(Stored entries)
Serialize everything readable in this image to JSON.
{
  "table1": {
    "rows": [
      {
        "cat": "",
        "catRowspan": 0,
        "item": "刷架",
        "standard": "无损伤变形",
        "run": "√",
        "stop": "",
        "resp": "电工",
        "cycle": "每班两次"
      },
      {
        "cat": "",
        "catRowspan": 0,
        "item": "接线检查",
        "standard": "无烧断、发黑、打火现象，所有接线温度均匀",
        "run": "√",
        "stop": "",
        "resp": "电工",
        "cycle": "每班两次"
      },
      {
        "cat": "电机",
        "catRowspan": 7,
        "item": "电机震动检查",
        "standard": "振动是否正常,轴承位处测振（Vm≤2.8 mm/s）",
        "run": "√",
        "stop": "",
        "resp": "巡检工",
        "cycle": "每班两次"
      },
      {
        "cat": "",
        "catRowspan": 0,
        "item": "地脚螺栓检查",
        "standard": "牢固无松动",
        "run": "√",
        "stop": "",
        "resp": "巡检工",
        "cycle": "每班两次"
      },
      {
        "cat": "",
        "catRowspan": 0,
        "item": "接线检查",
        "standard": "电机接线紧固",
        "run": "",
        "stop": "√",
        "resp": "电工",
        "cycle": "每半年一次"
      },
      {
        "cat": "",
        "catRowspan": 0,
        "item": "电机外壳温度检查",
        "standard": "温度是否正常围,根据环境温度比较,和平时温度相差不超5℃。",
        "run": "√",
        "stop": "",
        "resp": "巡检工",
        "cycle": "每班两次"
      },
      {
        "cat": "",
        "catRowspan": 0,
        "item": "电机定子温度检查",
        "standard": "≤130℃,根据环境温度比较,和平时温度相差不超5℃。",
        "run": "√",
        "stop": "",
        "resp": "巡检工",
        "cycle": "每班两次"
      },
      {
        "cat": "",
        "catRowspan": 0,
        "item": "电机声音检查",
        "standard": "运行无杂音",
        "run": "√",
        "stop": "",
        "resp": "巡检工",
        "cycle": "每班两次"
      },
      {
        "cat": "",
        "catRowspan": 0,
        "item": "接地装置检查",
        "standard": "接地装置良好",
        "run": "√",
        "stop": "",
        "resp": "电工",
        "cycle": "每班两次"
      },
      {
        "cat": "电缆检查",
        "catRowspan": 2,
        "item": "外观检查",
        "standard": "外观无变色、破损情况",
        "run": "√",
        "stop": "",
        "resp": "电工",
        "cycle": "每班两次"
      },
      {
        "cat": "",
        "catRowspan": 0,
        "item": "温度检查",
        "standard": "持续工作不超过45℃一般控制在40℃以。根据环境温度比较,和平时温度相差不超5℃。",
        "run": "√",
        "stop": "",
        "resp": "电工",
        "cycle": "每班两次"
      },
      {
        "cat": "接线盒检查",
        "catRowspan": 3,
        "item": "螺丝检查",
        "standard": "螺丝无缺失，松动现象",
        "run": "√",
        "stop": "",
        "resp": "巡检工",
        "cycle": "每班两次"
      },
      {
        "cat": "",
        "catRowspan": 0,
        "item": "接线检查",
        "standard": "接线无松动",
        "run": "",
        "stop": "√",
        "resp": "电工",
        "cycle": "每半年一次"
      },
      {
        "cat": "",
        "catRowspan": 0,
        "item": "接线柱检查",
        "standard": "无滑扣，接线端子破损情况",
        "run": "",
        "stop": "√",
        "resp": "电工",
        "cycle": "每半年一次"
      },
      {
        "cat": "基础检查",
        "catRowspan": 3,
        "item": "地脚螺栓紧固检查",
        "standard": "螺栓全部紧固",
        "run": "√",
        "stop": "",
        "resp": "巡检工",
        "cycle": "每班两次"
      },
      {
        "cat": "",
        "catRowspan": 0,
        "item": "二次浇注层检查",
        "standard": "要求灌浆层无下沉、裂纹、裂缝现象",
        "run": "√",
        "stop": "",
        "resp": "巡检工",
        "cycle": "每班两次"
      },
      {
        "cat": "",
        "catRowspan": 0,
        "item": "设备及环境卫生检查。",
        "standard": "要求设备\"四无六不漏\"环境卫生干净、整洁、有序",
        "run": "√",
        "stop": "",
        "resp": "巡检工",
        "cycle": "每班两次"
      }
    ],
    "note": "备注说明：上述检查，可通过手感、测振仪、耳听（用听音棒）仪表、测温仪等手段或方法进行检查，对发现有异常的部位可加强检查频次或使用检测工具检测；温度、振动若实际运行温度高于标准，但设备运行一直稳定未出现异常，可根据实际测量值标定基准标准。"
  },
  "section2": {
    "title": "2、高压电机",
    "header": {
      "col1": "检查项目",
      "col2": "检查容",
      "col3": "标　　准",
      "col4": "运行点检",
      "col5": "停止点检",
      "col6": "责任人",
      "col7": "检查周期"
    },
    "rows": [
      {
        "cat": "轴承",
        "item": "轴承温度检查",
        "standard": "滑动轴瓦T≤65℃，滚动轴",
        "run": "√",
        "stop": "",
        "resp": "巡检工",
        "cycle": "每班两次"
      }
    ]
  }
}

**Exercise aim**
Consider the entries above and return each line with the string "根据环境温度比较".

**Exercise answer**
        "standard": "温度是否正常围,根据环境温度比较,和平时温度相差不超5℃。",
        "standard": "≤130℃,根据环境温度比较,和平时温度相差不超5℃。",
        "standard": "持续工作不超过45℃一般控制在40℃以。根据环境温度比较,和平时温度相差不超5℃。",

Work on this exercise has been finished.